Data supplied —
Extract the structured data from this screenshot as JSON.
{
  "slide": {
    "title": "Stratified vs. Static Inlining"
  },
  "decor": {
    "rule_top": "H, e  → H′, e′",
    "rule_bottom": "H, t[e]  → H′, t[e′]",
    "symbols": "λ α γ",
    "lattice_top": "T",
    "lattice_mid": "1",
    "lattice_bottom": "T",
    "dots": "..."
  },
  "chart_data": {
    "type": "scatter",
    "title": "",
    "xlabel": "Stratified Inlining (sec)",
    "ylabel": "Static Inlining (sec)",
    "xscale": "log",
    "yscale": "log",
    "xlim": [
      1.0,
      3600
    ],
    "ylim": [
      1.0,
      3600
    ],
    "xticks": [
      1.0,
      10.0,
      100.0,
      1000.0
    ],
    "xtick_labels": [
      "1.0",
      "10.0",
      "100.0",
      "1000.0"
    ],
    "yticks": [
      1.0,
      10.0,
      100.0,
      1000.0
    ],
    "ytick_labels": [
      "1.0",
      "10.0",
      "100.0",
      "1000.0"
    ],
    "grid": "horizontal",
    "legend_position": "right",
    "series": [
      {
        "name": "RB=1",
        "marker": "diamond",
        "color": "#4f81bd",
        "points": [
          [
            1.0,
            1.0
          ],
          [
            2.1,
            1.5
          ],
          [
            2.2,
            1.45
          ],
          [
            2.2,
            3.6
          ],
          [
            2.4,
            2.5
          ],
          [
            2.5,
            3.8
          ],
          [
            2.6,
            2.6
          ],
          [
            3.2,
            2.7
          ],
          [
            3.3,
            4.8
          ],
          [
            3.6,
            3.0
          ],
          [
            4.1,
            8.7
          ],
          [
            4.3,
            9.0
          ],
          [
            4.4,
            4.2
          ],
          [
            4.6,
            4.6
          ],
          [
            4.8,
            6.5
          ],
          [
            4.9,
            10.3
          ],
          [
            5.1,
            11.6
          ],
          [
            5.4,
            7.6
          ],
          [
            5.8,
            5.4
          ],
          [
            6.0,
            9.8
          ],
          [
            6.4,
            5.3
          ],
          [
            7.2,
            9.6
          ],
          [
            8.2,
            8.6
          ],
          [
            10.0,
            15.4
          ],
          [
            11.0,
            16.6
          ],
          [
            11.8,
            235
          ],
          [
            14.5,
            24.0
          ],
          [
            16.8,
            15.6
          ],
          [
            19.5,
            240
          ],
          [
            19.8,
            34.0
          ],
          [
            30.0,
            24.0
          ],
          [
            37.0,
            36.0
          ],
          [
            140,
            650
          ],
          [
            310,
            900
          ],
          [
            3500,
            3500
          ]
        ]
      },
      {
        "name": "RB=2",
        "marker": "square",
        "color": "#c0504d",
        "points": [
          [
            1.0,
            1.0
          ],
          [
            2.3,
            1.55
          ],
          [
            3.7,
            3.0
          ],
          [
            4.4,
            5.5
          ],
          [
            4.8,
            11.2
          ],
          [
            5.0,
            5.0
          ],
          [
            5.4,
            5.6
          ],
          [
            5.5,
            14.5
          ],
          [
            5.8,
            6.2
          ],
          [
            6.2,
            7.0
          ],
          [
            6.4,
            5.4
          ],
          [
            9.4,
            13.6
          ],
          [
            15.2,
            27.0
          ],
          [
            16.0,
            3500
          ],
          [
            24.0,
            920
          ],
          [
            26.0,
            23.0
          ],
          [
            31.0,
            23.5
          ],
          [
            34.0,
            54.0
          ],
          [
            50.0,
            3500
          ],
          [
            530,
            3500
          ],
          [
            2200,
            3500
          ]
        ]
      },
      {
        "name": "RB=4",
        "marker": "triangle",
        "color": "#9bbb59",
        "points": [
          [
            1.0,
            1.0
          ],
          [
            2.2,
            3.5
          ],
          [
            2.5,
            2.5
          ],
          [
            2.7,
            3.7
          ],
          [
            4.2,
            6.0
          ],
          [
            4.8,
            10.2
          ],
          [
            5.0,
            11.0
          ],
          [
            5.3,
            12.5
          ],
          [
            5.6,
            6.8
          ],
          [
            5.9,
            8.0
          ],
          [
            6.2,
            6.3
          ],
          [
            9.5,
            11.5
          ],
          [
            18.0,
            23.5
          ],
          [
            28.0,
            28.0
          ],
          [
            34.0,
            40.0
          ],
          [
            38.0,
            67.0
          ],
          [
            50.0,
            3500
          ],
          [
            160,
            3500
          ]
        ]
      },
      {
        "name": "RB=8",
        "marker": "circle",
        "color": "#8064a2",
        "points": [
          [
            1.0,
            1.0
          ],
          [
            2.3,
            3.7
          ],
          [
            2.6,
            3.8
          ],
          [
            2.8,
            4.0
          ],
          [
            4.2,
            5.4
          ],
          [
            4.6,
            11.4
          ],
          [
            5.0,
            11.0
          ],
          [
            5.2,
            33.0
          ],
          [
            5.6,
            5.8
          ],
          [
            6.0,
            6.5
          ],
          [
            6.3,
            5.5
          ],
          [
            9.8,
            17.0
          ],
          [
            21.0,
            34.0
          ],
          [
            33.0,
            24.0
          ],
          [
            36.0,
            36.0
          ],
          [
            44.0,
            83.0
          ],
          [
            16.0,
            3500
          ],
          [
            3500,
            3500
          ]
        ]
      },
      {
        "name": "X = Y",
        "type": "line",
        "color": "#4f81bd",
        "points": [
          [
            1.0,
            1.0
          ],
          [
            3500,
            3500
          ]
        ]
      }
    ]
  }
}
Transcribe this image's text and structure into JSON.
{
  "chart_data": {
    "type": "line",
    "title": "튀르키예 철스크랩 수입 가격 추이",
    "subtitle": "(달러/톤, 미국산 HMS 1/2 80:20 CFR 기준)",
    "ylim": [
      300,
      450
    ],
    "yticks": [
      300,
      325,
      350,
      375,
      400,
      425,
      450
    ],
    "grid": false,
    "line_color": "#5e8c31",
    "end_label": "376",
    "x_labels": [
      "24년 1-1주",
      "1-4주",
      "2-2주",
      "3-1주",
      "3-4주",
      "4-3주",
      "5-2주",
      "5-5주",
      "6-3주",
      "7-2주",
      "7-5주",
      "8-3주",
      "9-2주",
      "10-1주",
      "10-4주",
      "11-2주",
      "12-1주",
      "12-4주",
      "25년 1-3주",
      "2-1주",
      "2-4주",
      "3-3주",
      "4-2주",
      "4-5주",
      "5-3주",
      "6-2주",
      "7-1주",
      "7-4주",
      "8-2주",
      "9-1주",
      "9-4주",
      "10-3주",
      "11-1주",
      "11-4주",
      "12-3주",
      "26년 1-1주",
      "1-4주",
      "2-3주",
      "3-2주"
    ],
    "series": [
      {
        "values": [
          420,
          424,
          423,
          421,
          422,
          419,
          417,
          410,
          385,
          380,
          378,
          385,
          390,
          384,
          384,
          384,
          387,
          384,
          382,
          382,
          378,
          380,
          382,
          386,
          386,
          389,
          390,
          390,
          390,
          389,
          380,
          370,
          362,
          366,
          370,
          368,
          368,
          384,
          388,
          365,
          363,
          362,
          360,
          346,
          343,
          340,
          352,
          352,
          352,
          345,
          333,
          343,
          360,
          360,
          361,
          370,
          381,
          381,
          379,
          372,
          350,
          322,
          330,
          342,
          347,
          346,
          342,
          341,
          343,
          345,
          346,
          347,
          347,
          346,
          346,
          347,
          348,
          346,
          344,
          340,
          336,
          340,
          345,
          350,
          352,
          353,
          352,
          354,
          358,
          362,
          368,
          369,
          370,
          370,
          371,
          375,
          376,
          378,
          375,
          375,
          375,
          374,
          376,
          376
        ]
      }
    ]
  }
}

Written request — Return each line of the data exactly as written above.

Result of the task —
Extract the structured data from this screenshot as JSON.
{
  "slide": {
    "title": "Stratified vs. Static Inlining"
  },
  "decor": {
    "rule_top": "H, e  → H′, e′",
    "rule_bottom": "H, t[e]  → H′, t[e′]",
    "symbols": "λ α γ",
    "lattice_top": "T",
    "lattice_mid": "1",
    "lattice_bottom": "T",
    "dots": "..."
  },
  "chart_data": {
    "type": "scatter",
    "title": "",
    "xlabel": "Stratified Inlining (sec)",
    "ylabel": "Static Inlining (sec)",
    "xscale": "log",
    "yscale": "log",
    "xlim": [
      1.0,
      3600
    ],
    "ylim": [
      1.0,
      3600
    ],
    "xticks": [
      1.0,
      10.0,
      100.0,
      1000.0
    ],
    "xtick_labels": [
      "1.0",
      "10.0",
      "100.0",
      "1000.0"
    ],
    "yticks": [
      1.0,
      10.0,
      100.0,
      1000.0
    ],
    "ytick_labels": [
      "1.0",
      "10.0",
      "100.0",
      "1000.0"
    ],
    "grid": "horizontal",
    "legend_position": "right",
    "series": [
      {
        "name": "RB=1",
        "marker": "diamond",
        "color": "#4f81bd",
        "points": [
          [
            1.0,
            1.0
          ],
          [
            2.1,
            1.5
          ],
          [
            2.2,
            1.45
          ],
          [
            2.2,
            3.6
          ],
          [
            2.4,
            2.5
          ],
          [
            2.5,
            3.8
          ],
          [
            2.6,
            2.6
          ],
          [
            3.2,
            2.7
          ],
          [
            3.3,
            4.8
          ],
          [
            3.6,
            3.0
          ],
          [
            4.1,
            8.7
          ],
          [
            4.3,
            9.0
          ],
          [
            4.4,
            4.2
          ],
          [
            4.6,
            4.6
          ],
          [
            4.8,
            6.5
          ],
          [
            4.9,
            10.3
          ],
          [
            5.1,
            11.6
          ],
          [
            5.4,
            7.6
          ],
          [
            5.8,
            5.4
          ],
          [
            6.0,
            9.8
          ],
          [
            6.4,
            5.3
          ],
          [
            7.2,
            9.6
          ],
          [
            8.2,
            8.6
          ],
          [
            10.0,
            15.4
          ],
          [
            11.0,
            16.6
          ],
          [
            11.8,
            235
          ],
          [
            14.5,
            24.0
          ],
          [
            16.8,
            15.6
          ],
          [
            19.5,
            240
          ],
          [
            19.8,
            34.0
          ],
          [
            30.0,
            24.0
          ],
          [
            37.0,
            36.0
          ],
          [
            140,
            650
          ],
          [
            310,
            900
          ],
          [
            3500,
            3500
          ]
        ]
      },
      {
        "name": "RB=2",
        "marker": "square",
        "color": "#c0504d",
        "points": [
          [
            1.0,
            1.0
          ],
          [
            2.3,
            1.55
          ],
          [
            3.7,
            3.0
          ],
          [
            4.4,
            5.5
          ],
          [
            4.8,
            11.2
          ],
          [
            5.0,
            5.0
          ],
          [
            5.4,
            5.6
          ],
          [
            5.5,
            14.5
          ],
          [
            5.8,
            6.2
          ],
          [
            6.2,
            7.0
          ],
          [
            6.4,
            5.4
          ],
          [
            9.4,
            13.6
          ],
          [
            15.2,
            27.0
          ],
          [
            16.0,
            3500
          ],
          [
            24.0,
            920
          ],
          [
            26.0,
            23.0
          ],
          [
            31.0,
            23.5
          ],
          [
            34.0,
            54.0
          ],
          [
            50.0,
            3500
          ],
          [
            530,
            3500
          ],
          [
            2200,
            3500
          ]
        ]
      },
      {
        "name": "RB=4",
        "marker": "triangle",
        "color": "#9bbb59",
        "points": [
          [
            1.0,
            1.0
          ],
          [
            2.2,
            3.5
          ],
          [
            2.5,
            2.5
          ],
          [
            2.7,
            3.7
          ],
          [
            4.2,
            6.0
          ],
          [
            4.8,
            10.2
          ],
          [
            5.0,
            11.0
          ],
          [
            5.3,
            12.5
          ],
          [
            5.6,
            6.8
          ],
          [
            5.9,
            8.0
          ],
          [
            6.2,
            6.3
          ],
          [
            9.5,
            11.5
          ],
          [
            18.0,
            23.5
          ],
          [
            28.0,
            28.0
          ],
          [
            34.0,
            40.0
          ],
          [
            38.0,
            67.0
          ],
          [
            50.0,
            3500
          ],
          [
            160,
            3500
          ]
        ]
      },
      {
        "name": "RB=8",
        "marker": "circle",
        "color": "#8064a2",
        "points": [
          [
            1.0,
            1.0
          ],
          [
            2.3,
            3.7
          ],
          [
            2.6,
            3.8
          ],
          [
            2.8,
            4.0
          ],
          [
            4.2,
            5.4
          ],
          [
            4.6,
            11.4
          ],
          [
            5.0,
            11.0
          ],
          [
            5.2,
            33.0
          ],
          [
            5.6,
            5.8
          ],
          [
            6.0,
            6.5
          ],
          [
            6.3,
            5.5
          ],
          [
            9.8,
            17.0
          ],
          [
            21.0,
            34.0
          ],
          [
            33.0,
            24.0
          ],
          [
            36.0,
            36.0
          ],
          [
            44.0,
            83.0
          ],
          [
            16.0,
            3500
          ],
          [
            3500,
            3500
          ]
        ]
      },
      {
        "name": "X = Y",
        "type": "line",
        "color": "#4f81bd",
        "points": [
          [
            1.0,
            1.0
          ],
          [
            3500,
            3500
          ]
        ]
      }
    ]
  }
}
Transcribe this image's text and structure into JSON.
{
  "chart_data": {
    "type": "line",
    "title": "튀르키예 철스크랩 수입 가격 추이",
    "subtitle": "(달러/톤, 미국산 HMS 1/2 80:20 CFR 기준)",
    "ylim": [
      300,
      450
    ],
    "yticks": [
      300,
      325,
      350,
      375,
      400,
      425,
      450
    ],
    "grid": false,
    "line_color": "#5e8c31",
    "end_label": "376",
    "x_labels": [
      "24년 1-1주",
      "1-4주",
      "2-2주",
      "3-1주",
      "3-4주",
      "4-3주",
      "5-2주",
      "5-5주",
      "6-3주",
      "7-2주",
      "7-5주",
      "8-3주",
      "9-2주",
      "10-1주",
      "10-4주",
      "11-2주",
      "12-1주",
      "12-4주",
      "25년 1-3주",
      "2-1주",
      "2-4주",
      "3-3주",
      "4-2주",
      "4-5주",
      "5-3주",
      "6-2주",
      "7-1주",
      "7-4주",
      "8-2주",
      "9-1주",
      "9-4주",
      "10-3주",
      "11-1주",
      "11-4주",
      "12-3주",
      "26년 1-1주",
      "1-4주",
      "2-3주",
      "3-2주"
    ],
    "series": [
      {
        "values": [
          420,
          424,
          423,
          421,
          422,
          419,
          417,
          410,
          385,
          380,
          378,
          385,
          390,
          384,
          384,
          384,
          387,
          384,
          382,
          382,
          378,
          380,
          382,
          386,
          386,
          389,
          390,
          390,
          390,
          389,
          380,
          370,
          362,
          366,
          370,
          368,
          368,
          384,
          388,
          365,
          363,
          362,
          360,
          346,
          343,
          340,
          352,
          352,
          352,
          345,
          333,
          343,
          360,
          360,
          361,
          370,
          381,
          381,
          379,
          372,
          350,
          322,
          330,
          342,
          347,
          346,
          342,
          341,
          343,
          345,
          346,
          347,
          347,
          346,
          346,
          347,
          348,
          346,
          344,
          340,
          336,
          340,
          345,
          350,
          352,
          353,
          352,
          354,
          358,
          362,
          368,
          369,
          370,
          370,
          371,
          375,
          376,
          378,
          375,
          375,
          375,
          374,
          376,
          376
        ]
      }
    ]
  }
}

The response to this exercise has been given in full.